# Exercise data
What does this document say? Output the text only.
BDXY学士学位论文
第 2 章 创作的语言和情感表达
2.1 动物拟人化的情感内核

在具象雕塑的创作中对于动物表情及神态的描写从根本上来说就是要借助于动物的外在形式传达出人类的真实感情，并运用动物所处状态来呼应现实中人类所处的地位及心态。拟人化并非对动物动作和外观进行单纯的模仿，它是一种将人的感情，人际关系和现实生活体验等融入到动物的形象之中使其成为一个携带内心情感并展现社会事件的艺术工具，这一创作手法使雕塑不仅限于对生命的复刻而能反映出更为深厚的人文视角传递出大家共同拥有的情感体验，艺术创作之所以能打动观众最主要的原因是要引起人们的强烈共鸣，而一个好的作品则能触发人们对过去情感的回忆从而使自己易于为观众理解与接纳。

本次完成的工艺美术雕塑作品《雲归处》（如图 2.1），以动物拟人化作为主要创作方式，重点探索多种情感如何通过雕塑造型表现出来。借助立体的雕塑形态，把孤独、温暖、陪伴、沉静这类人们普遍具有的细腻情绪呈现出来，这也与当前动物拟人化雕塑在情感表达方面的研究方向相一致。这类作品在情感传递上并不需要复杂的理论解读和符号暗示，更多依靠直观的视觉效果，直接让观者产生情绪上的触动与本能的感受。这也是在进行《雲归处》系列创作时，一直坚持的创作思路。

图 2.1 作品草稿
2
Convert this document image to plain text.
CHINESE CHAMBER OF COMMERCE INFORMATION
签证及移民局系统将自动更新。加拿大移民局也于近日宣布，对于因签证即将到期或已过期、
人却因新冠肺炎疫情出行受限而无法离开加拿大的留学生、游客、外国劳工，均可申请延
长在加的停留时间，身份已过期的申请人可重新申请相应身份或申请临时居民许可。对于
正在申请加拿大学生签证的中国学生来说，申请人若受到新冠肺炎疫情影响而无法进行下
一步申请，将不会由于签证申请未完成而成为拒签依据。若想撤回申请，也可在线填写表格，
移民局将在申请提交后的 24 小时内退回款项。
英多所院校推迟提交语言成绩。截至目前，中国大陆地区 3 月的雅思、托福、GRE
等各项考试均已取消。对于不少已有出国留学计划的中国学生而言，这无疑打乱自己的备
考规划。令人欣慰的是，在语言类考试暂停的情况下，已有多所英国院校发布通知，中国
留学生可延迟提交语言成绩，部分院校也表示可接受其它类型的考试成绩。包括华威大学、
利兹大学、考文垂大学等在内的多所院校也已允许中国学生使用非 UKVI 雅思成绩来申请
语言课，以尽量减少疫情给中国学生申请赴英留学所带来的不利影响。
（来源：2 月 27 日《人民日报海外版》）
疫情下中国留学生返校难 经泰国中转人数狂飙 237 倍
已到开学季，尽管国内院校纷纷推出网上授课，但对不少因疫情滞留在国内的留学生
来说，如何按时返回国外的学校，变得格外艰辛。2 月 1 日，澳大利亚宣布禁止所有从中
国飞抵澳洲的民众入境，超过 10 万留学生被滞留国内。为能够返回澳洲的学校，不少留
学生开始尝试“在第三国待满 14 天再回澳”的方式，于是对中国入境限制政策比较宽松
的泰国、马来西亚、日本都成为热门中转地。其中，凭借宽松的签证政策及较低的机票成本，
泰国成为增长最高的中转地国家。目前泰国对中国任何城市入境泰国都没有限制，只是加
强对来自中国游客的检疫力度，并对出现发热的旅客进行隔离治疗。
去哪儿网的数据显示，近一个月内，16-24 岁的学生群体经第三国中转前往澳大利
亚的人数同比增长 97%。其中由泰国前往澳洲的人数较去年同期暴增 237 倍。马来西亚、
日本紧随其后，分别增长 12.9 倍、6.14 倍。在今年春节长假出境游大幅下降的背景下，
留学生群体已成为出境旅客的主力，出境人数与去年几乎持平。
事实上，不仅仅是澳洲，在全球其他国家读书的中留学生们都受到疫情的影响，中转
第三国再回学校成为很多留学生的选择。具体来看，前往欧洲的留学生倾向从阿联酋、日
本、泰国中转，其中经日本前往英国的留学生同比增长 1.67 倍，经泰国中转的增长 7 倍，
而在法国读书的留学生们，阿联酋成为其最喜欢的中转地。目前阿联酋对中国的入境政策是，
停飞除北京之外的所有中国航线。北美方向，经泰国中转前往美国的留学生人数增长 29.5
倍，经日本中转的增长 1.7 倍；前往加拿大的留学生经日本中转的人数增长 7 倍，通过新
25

# The problem
Answer with one number: how many lines of the entries above include the word "text".

# Exercise response
2